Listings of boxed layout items
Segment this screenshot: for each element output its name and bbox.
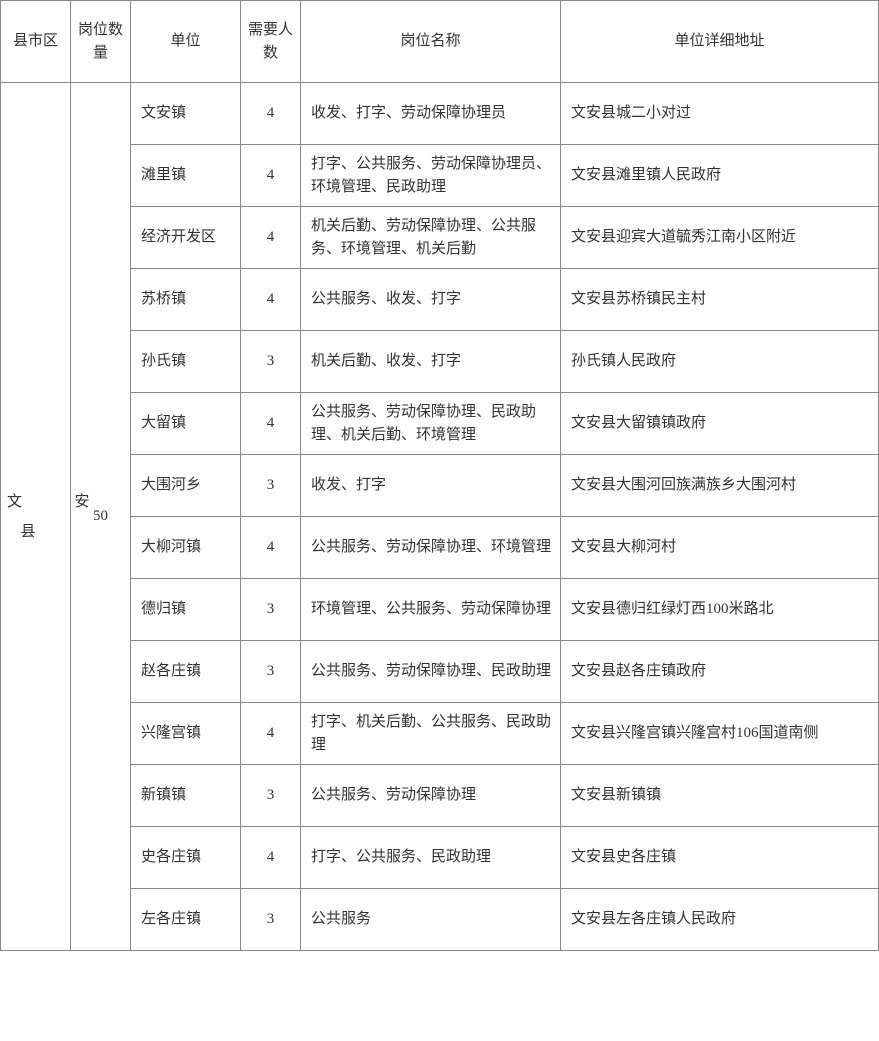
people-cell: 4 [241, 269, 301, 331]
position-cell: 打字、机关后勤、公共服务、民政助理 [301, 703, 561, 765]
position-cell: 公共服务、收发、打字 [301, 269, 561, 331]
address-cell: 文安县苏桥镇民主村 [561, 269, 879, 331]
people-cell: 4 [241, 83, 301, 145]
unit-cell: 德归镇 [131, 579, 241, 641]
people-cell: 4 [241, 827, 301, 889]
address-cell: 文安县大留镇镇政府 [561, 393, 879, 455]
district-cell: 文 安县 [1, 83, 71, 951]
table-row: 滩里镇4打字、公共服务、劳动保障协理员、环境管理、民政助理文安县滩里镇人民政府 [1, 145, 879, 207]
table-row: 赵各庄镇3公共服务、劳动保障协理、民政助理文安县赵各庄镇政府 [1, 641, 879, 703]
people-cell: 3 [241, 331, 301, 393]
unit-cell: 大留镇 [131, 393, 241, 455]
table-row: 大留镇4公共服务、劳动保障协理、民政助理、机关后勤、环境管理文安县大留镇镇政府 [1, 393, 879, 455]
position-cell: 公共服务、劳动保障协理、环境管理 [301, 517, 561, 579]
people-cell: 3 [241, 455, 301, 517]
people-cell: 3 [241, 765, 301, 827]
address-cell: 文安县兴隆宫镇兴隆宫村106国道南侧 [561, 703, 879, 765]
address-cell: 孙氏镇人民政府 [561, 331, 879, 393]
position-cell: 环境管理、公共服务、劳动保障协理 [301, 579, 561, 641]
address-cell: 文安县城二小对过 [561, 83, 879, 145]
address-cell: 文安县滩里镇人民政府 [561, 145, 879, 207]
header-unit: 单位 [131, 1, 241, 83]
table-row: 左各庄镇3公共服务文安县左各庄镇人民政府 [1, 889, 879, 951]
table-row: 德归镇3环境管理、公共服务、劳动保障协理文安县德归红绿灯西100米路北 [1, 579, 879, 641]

EXERCISE TASK:
Copy the rows word for word, beginning with the line that contains "people-cell: 4 [241, 269, 301, 331]" and continuing through the line that contains "people-cell: 3 [241, 765, 301, 827]".

EXERCISE RESULT:
people-cell: 4 [241, 269, 301, 331]
position-cell: 打字、机关后勤、公共服务、民政助理 [301, 703, 561, 765]
position-cell: 公共服务、收发、打字 [301, 269, 561, 331]
address-cell: 文安县苏桥镇民主村 [561, 269, 879, 331]
people-cell: 4 [241, 83, 301, 145]
unit-cell: 德归镇 [131, 579, 241, 641]
people-cell: 4 [241, 827, 301, 889]
address-cell: 文安县大留镇镇政府 [561, 393, 879, 455]
district-cell: 文 安县 [1, 83, 71, 951]
table-row: 滩里镇4打字、公共服务、劳动保障协理员、环境管理、民政助理文安县滩里镇人民政府 [1, 145, 879, 207]
table-row: 赵各庄镇3公共服务、劳动保障协理、民政助理文安县赵各庄镇政府 [1, 641, 879, 703]
people-cell: 3 [241, 331, 301, 393]
unit-cell: 大留镇 [131, 393, 241, 455]
table-row: 大留镇4公共服务、劳动保障协理、民政助理、机关后勤、环境管理文安县大留镇镇政府 [1, 393, 879, 455]
position-cell: 公共服务、劳动保障协理、环境管理 [301, 517, 561, 579]
people-cell: 3 [241, 455, 301, 517]
people-cell: 3 [241, 765, 301, 827]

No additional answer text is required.